■ **Written request**
Count the lines below that contain the word "configured" and give only that number.

■ **Data supplied**
** BEGIN **

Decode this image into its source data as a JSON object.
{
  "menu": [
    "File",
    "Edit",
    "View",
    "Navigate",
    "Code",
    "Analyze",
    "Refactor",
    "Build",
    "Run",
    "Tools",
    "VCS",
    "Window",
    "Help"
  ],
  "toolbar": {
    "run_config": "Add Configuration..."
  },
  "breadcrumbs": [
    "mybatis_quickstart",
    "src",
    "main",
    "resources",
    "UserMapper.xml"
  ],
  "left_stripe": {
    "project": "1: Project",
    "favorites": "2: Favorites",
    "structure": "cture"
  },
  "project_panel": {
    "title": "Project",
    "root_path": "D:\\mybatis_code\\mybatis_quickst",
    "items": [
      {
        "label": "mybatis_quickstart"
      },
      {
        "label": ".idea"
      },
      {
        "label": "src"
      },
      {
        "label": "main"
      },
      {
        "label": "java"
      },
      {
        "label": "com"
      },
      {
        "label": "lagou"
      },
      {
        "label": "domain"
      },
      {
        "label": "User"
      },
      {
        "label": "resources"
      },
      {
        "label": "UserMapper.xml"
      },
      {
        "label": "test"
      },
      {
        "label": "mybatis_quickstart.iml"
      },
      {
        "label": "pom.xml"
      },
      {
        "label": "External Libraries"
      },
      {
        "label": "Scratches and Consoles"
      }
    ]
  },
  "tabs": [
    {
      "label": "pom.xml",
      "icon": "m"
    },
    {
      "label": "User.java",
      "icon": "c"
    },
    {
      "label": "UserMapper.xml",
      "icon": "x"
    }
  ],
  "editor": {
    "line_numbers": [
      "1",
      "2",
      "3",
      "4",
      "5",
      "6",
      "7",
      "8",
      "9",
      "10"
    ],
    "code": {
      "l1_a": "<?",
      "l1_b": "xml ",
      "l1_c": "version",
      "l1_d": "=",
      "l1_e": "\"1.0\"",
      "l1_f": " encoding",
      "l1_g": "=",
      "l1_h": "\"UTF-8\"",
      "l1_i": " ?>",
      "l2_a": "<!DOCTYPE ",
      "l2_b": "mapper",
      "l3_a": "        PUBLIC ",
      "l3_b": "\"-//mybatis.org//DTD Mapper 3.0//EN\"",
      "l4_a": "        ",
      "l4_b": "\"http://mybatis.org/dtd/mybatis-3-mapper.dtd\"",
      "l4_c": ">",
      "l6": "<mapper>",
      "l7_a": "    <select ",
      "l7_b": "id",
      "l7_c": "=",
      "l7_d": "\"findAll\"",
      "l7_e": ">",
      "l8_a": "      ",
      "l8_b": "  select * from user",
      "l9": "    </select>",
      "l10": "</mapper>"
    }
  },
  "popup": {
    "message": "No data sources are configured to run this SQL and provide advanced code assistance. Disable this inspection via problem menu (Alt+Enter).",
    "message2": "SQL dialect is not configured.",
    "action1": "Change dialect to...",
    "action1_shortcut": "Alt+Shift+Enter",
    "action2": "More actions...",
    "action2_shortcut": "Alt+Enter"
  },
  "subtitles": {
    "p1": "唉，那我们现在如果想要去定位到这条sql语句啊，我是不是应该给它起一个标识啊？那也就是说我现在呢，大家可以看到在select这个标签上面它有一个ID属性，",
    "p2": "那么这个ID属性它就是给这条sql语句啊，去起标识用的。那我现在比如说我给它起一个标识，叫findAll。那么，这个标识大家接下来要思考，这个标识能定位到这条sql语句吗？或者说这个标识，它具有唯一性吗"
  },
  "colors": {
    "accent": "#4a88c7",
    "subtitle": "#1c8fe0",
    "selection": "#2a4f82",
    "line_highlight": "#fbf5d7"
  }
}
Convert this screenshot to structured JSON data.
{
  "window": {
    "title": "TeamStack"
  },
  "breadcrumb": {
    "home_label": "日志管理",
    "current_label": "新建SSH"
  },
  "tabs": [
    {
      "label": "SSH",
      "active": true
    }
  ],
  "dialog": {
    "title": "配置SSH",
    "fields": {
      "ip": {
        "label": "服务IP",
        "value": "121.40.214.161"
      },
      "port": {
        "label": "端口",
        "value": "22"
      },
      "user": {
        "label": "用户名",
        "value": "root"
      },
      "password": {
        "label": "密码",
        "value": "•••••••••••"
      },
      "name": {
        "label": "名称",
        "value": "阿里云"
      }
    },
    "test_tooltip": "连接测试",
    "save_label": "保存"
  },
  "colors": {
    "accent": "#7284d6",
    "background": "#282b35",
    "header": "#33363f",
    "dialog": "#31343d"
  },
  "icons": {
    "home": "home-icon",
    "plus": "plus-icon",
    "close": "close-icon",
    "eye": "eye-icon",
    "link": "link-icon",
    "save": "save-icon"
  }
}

** END **

■ **Response for this exercise**
2